#### Exercise goal:
Below is a block of records; reproduce all of them exactly and leave out any pictures.

[Dataset excerpt]

:::::

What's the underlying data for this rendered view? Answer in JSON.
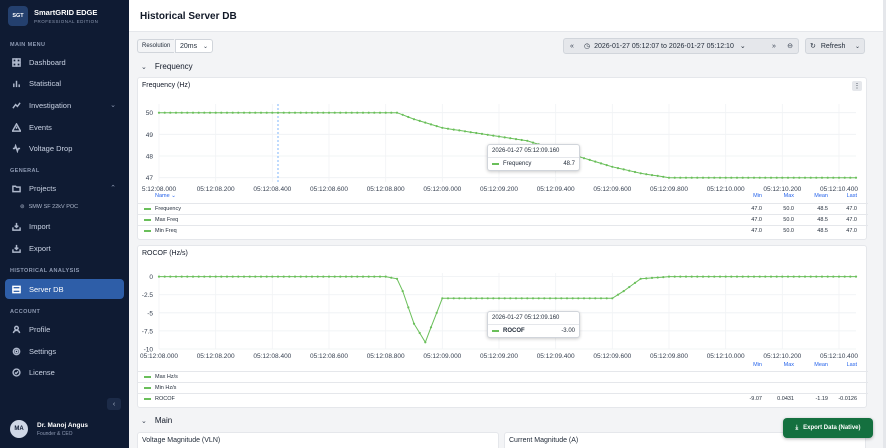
{
  "app": {
    "logo": "SGT",
    "name": "SmartGRID EDGE",
    "edition": "PROFESSIONAL EDITION"
  },
  "sidebar": {
    "main_menu_label": "MAIN MENU",
    "general_label": "GENERAL",
    "historical_label": "HISTORICAL ANALYSIS",
    "account_label": "ACCOUNT",
    "items": {
      "dashboard": "Dashboard",
      "statistical": "Statistical",
      "investigation": "Investigation",
      "events": "Events",
      "voltage_drop": "Voltage Drop",
      "projects": "Projects",
      "project_sub": "SMW SF 22kV POC",
      "import": "Import",
      "export": "Export",
      "server_db": "Server DB",
      "profile": "Profile",
      "settings": "Settings",
      "license": "License"
    },
    "user": {
      "initials": "MA",
      "name": "Dr. Manoj Angus",
      "role": "Founder & CEO"
    }
  },
  "header": {
    "title": "Historical Server DB"
  },
  "toolbar": {
    "resolution_label": "Resolution",
    "resolution_value": "20ms",
    "date_range": "2026-01-27 05:12:07 to 2026-01-27 05:12:10",
    "refresh_label": "Refresh"
  },
  "sections": {
    "frequency": "Frequency",
    "main": "Main"
  },
  "frequency_chart": {
    "title": "Frequency (Hz)",
    "tooltip_time": "2026-01-27 05:12:09.160",
    "tooltip_series": "Frequency",
    "tooltip_value": "48.7",
    "legend_header": "Name",
    "stat_headers": [
      "Min",
      "Max",
      "Mean",
      "Last"
    ],
    "legend": [
      {
        "name": "Frequency",
        "stats": [
          "47.0",
          "50.0",
          "48.5",
          "47.0"
        ]
      },
      {
        "name": "Max Freq",
        "stats": [
          "47.0",
          "50.0",
          "48.5",
          "47.0"
        ]
      },
      {
        "name": "Min Freq",
        "stats": [
          "47.0",
          "50.0",
          "48.5",
          "47.0"
        ]
      }
    ]
  },
  "rocof_chart": {
    "title": "ROCOF (Hz/s)",
    "tooltip_time": "2026-01-27 05:12:09.160",
    "tooltip_series": "ROCOF",
    "tooltip_value": "-3.00",
    "legend_header": "Name",
    "stat_headers": [
      "Min",
      "Max",
      "Mean",
      "Last"
    ],
    "legend": [
      {
        "name": "Max Hz/s",
        "stats": [
          "",
          "",
          "",
          ""
        ]
      },
      {
        "name": "Min Hz/s",
        "stats": [
          "",
          "",
          "",
          ""
        ]
      },
      {
        "name": "ROCOF",
        "stats": [
          "-9.07",
          "0.0431",
          "-1.19",
          "-0.0126"
        ]
      }
    ]
  },
  "bottom": {
    "voltage_title": "Voltage Magnitude (VLN)",
    "current_title": "Current Magnitude (A)",
    "export_label": "Export Data (Native)"
  },
  "colors": {
    "series": "#6abf5a",
    "accent": "#2e5ea8",
    "export": "#14703f"
  },
  "chart_data": [
    {
      "type": "line",
      "title": "Frequency (Hz)",
      "xlabel": "",
      "ylabel": "",
      "x_ticks": [
        "5:12:08.000",
        "05:12:08.200",
        "05:12:08.400",
        "05:12:08.600",
        "05:12:08.800",
        "05:12:09.000",
        "05:12:09.200",
        "05:12:09.400",
        "05:12:09.600",
        "05:12:09.800",
        "05:12:10.000",
        "05:12:10.200",
        "05:12:10.400"
      ],
      "y_ticks": [
        47,
        48,
        49,
        50
      ],
      "ylim": [
        46.8,
        50.4
      ],
      "xlim": [
        0,
        2.46
      ],
      "series": [
        {
          "name": "Frequency",
          "x": [
            0,
            0.1,
            0.2,
            0.3,
            0.4,
            0.5,
            0.6,
            0.7,
            0.8,
            0.84,
            0.9,
            1.0,
            1.1,
            1.2,
            1.3,
            1.4,
            1.5,
            1.6,
            1.7,
            1.8,
            1.9,
            2.0,
            2.1,
            2.2,
            2.3,
            2.46
          ],
          "y": [
            50.0,
            50.0,
            50.0,
            50.0,
            50.0,
            50.0,
            50.0,
            50.0,
            50.0,
            50.0,
            49.7,
            49.3,
            49.1,
            48.9,
            48.7,
            48.3,
            47.9,
            47.5,
            47.2,
            47.0,
            47.0,
            47.0,
            47.0,
            47.0,
            47.0,
            47.0
          ]
        }
      ]
    },
    {
      "type": "line",
      "title": "ROCOF (Hz/s)",
      "xlabel": "",
      "ylabel": "",
      "x_ticks": [
        "05:12:08.000",
        "05:12:08.200",
        "05:12:08.400",
        "05:12:08.600",
        "05:12:08.800",
        "05:12:09.000",
        "05:12:09.200",
        "05:12:09.400",
        "05:12:09.600",
        "05:12:09.800",
        "05:12:10.000",
        "05:12:10.200",
        "05:12:10.400"
      ],
      "y_ticks": [
        0,
        -2.5,
        -5,
        -7.5,
        -10
      ],
      "ylim": [
        -10,
        0.5
      ],
      "xlim": [
        0,
        2.46
      ],
      "series": [
        {
          "name": "ROCOF",
          "x": [
            0,
            0.2,
            0.4,
            0.6,
            0.8,
            0.84,
            0.86,
            0.9,
            0.94,
            0.96,
            1.0,
            1.1,
            1.2,
            1.3,
            1.4,
            1.5,
            1.6,
            1.64,
            1.7,
            1.8,
            2.0,
            2.2,
            2.46
          ],
          "y": [
            0,
            0,
            0,
            0,
            0,
            -0.3,
            -2.0,
            -6.5,
            -9.07,
            -7.0,
            -3.0,
            -3.0,
            -3.0,
            -3.0,
            -3.0,
            -3.0,
            -3.0,
            -2.0,
            -0.3,
            0,
            0,
            0,
            0
          ]
        }
      ]
    }
  ]
}
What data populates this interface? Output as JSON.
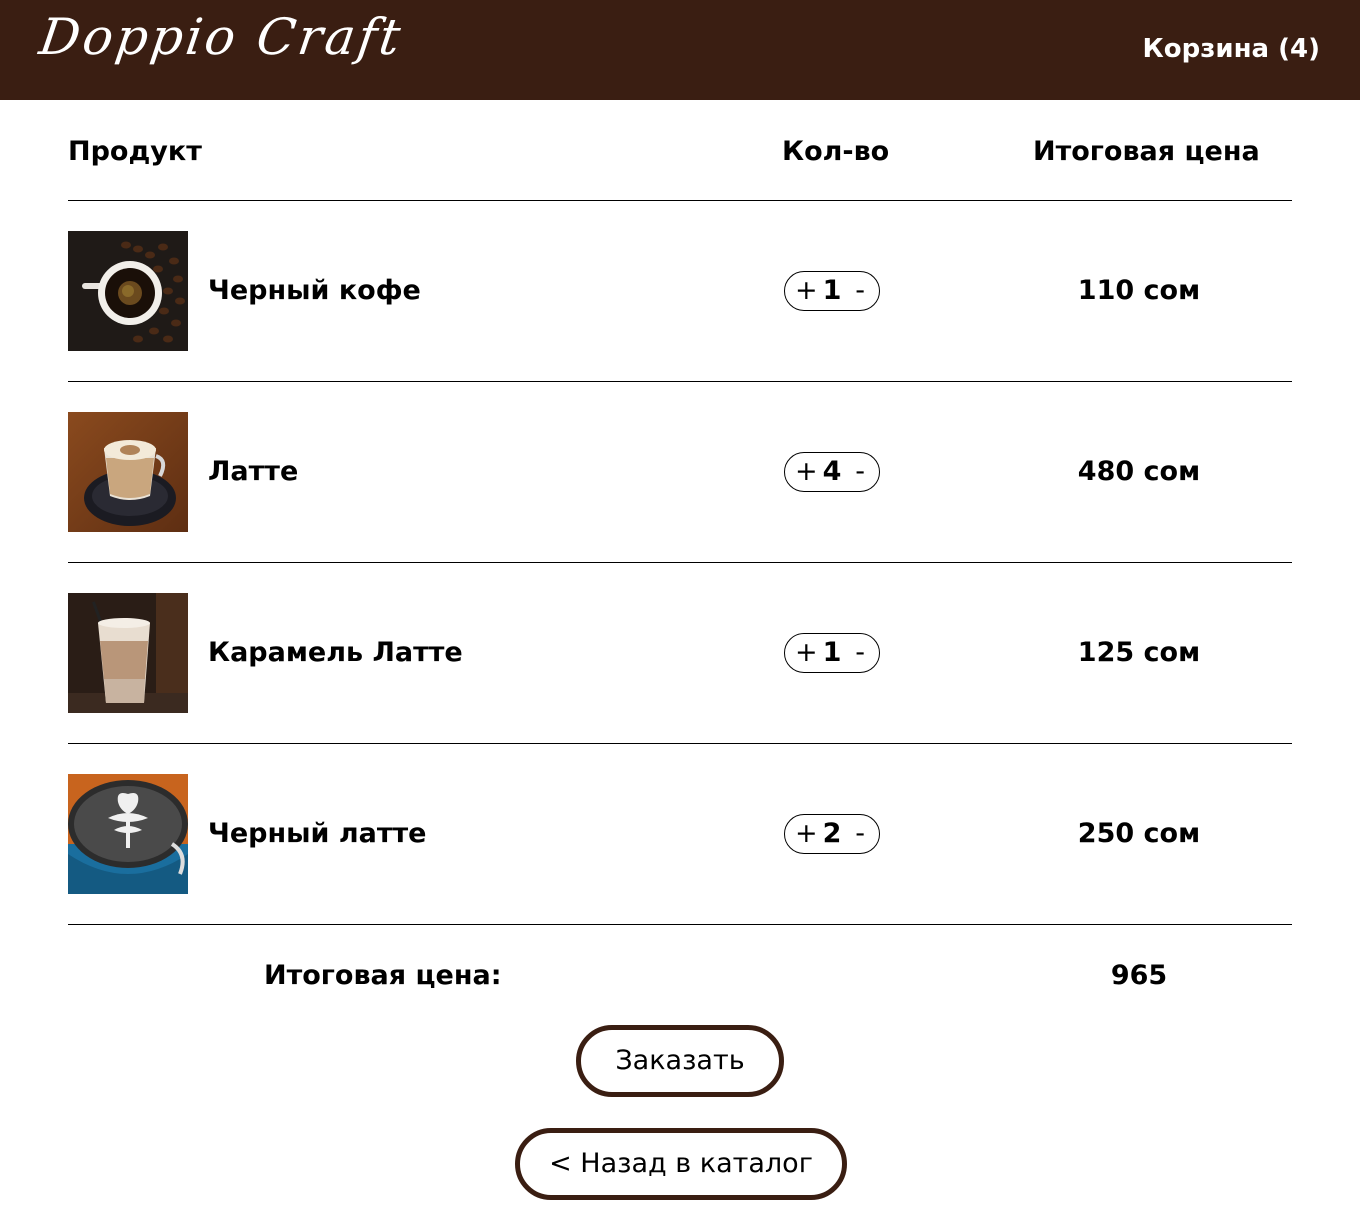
{
  "header": {
    "logo": "Doppio Craft",
    "cart_label": "Корзина (4)",
    "bg_color": "#3a1e12"
  },
  "table": {
    "col_product": "Продукт",
    "col_qty": "Кол-во",
    "col_total": "Итоговая цена"
  },
  "items": [
    {
      "name": "Черный кофе",
      "plus": "+",
      "qty": "1",
      "minus": "-",
      "price": "110 сом",
      "image_icon": "black-coffee-image"
    },
    {
      "name": "Латте",
      "plus": "+",
      "qty": "4",
      "minus": "-",
      "price": "480 сом",
      "image_icon": "latte-image"
    },
    {
      "name": "Карамель Латте",
      "plus": "+",
      "qty": "1",
      "minus": "-",
      "price": "125 сом",
      "image_icon": "caramel-latte-image"
    },
    {
      "name": "Черный латте",
      "plus": "+",
      "qty": "2",
      "minus": "-",
      "price": "250 сом",
      "image_icon": "black-latte-image"
    }
  ],
  "summary": {
    "total_label": "Итоговая цена:",
    "total_value": "965"
  },
  "actions": {
    "order_label": "Заказать",
    "back_label": "< Назад в каталог"
  }
}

:::::

#### Final result:
What's the underlying data for this rendered view? Answer in JSON.
{
  "app": {
    "logo": "SGT",
    "name": "SmartGRID EDGE",
    "edition": "PROFESSIONAL EDITION"
  },
  "sidebar": {
    "main_menu_label": "MAIN MENU",
    "general_label": "GENERAL",
    "historical_label": "HISTORICAL ANALYSIS",
    "account_label": "ACCOUNT",
    "items": {
      "dashboard": "Dashboard",
      "statistical": "Statistical",
      "investigation": "Investigation",
      "events": "Events",
      "voltage_drop": "Voltage Drop",
      "projects": "Projects",
      "project_sub": "SMW SF 22kV POC",
      "import": "Import",
      "export": "Export",
      "server_db": "Server DB",
      "profile": "Profile",
      "settings": "Settings",
      "license": "License"
    },
    "user": {
      "initials": "MA",
      "name": "Dr. Manoj Angus",
      "role": "Founder & CEO"
    }
  },
  "header": {
    "title": "Historical Server DB"
  },
  "toolbar": {
    "resolution_label": "Resolution",
    "resolution_value": "20ms",
    "date_range": "2026-01-27 05:12:07 to 2026-01-27 05:12:10",
    "refresh_label": "Refresh"
  },
  "sections": {
    "frequency": "Frequency",
    "main": "Main"
  },
  "frequency_chart": {
    "title": "Frequency (Hz)",
    "tooltip_time": "2026-01-27 05:12:09.160",
    "tooltip_series": "Frequency",
    "tooltip_value": "48.7",
    "legend_header": "Name",
    "stat_headers": [
      "Min",
      "Max",
      "Mean",
      "Last"
    ],
    "legend": [
      {
        "name": "Frequency",
        "stats": [
          "47.0",
          "50.0",
          "48.5",
          "47.0"
        ]
      },
      {
        "name": "Max Freq",
        "stats": [
          "47.0",
          "50.0",
          "48.5",
          "47.0"
        ]
      },
      {
        "name": "Min Freq",
        "stats": [
          "47.0",
          "50.0",
          "48.5",
          "47.0"
        ]
      }
    ]
  },
  "rocof_chart": {
    "title": "ROCOF (Hz/s)",
    "tooltip_time": "2026-01-27 05:12:09.160",
    "tooltip_series": "ROCOF",
    "tooltip_value": "-3.00",
    "legend_header": "Name",
    "stat_headers": [
      "Min",
      "Max",
      "Mean",
      "Last"
    ],
    "legend": [
      {
        "name": "Max Hz/s",
        "stats": [
          "",
          "",
          "",
          ""
        ]
      },
      {
        "name": "Min Hz/s",
        "stats": [
          "",
          "",
          "",
          ""
        ]
      },
      {
        "name": "ROCOF",
        "stats": [
          "-9.07",
          "0.0431",
          "-1.19",
          "-0.0126"
        ]
      }
    ]
  },
  "bottom": {
    "voltage_title": "Voltage Magnitude (VLN)",
    "current_title": "Current Magnitude (A)",
    "export_label": "Export Data (Native)"
  },
  "colors": {
    "series": "#6abf5a",
    "accent": "#2e5ea8",
    "export": "#14703f"
  },
  "chart_data": [
    {
      "type": "line",
      "title": "Frequency (Hz)",
      "xlabel": "",
      "ylabel": "",
      "x_ticks": [
        "5:12:08.000",
        "05:12:08.200",
        "05:12:08.400",
        "05:12:08.600",
        "05:12:08.800",
        "05:12:09.000",
        "05:12:09.200",
        "05:12:09.400",
        "05:12:09.600",
        "05:12:09.800",
        "05:12:10.000",
        "05:12:10.200",
        "05:12:10.400"
      ],
      "y_ticks": [
        47,
        48,
        49,
        50
      ],
      "ylim": [
        46.8,
        50.4
      ],
      "xlim": [
        0,
        2.46
      ],
      "series": [
        {
          "name": "Frequency",
          "x": [
            0,
            0.1,
            0.2,
            0.3,
            0.4,
            0.5,
            0.6,
            0.7,
            0.8,
            0.84,
            0.9,
            1.0,
            1.1,
            1.2,
            1.3,
            1.4,
            1.5,
            1.6,
            1.7,
            1.8,
            1.9,
            2.0,
            2.1,
            2.2,
            2.3,
            2.46
          ],
          "y": [
            50.0,
            50.0,
            50.0,
            50.0,
            50.0,
            50.0,
            50.0,
            50.0,
            50.0,
            50.0,
            49.7,
            49.3,
            49.1,
            48.9,
            48.7,
            48.3,
            47.9,
            47.5,
            47.2,
            47.0,
            47.0,
            47.0,
            47.0,
            47.0,
            47.0,
            47.0
          ]
        }
      ]
    },
    {
      "type": "line",
      "title": "ROCOF (Hz/s)",
      "xlabel": "",
      "ylabel": "",
      "x_ticks": [
        "05:12:08.000",
        "05:12:08.200",
        "05:12:08.400",
        "05:12:08.600",
        "05:12:08.800",
        "05:12:09.000",
        "05:12:09.200",
        "05:12:09.400",
        "05:12:09.600",
        "05:12:09.800",
        "05:12:10.000",
        "05:12:10.200",
        "05:12:10.400"
      ],
      "y_ticks": [
        0,
        -2.5,
        -5,
        -7.5,
        -10
      ],
      "ylim": [
        -10,
        0.5
      ],
      "xlim": [
        0,
        2.46
      ],
      "series": [
        {
          "name": "ROCOF",
          "x": [
            0,
            0.2,
            0.4,
            0.6,
            0.8,
            0.84,
            0.86,
            0.9,
            0.94,
            0.96,
            1.0,
            1.1,
            1.2,
            1.3,
            1.4,
            1.5,
            1.6,
            1.64,
            1.7,
            1.8,
            2.0,
            2.2,
            2.46
          ],
          "y": [
            0,
            0,
            0,
            0,
            0,
            -0.3,
            -2.0,
            -6.5,
            -9.07,
            -7.0,
            -3.0,
            -3.0,
            -3.0,
            -3.0,
            -3.0,
            -3.0,
            -3.0,
            -2.0,
            -0.3,
            0,
            0,
            0,
            0
          ]
        }
      ]
    }
  ]
}
What data populates this interface? Output as JSON.
{
  "header": {
    "logo": "Doppio Craft",
    "cart_label": "Корзина (4)",
    "bg_color": "#3a1e12"
  },
  "table": {
    "col_product": "Продукт",
    "col_qty": "Кол-во",
    "col_total": "Итоговая цена"
  },
  "items": [
    {
      "name": "Черный кофе",
      "plus": "+",
      "qty": "1",
      "minus": "-",
      "price": "110 сом",
      "image_icon": "black-coffee-image"
    },
    {
      "name": "Латте",
      "plus": "+",
      "qty": "4",
      "minus": "-",
      "price": "480 сом",
      "image_icon": "latte-image"
    },
    {
      "name": "Карамель Латте",
      "plus": "+",
      "qty": "1",
      "minus": "-",
      "price": "125 сом",
      "image_icon": "caramel-latte-image"
    },
    {
      "name": "Черный латте",
      "plus": "+",
      "qty": "2",
      "minus": "-",
      "price": "250 сом",
      "image_icon": "black-latte-image"
    }
  ],
  "summary": {
    "total_label": "Итоговая цена:",
    "total_value": "965"
  },
  "actions": {
    "order_label": "Заказать",
    "back_label": "< Назад в каталог"
  }
}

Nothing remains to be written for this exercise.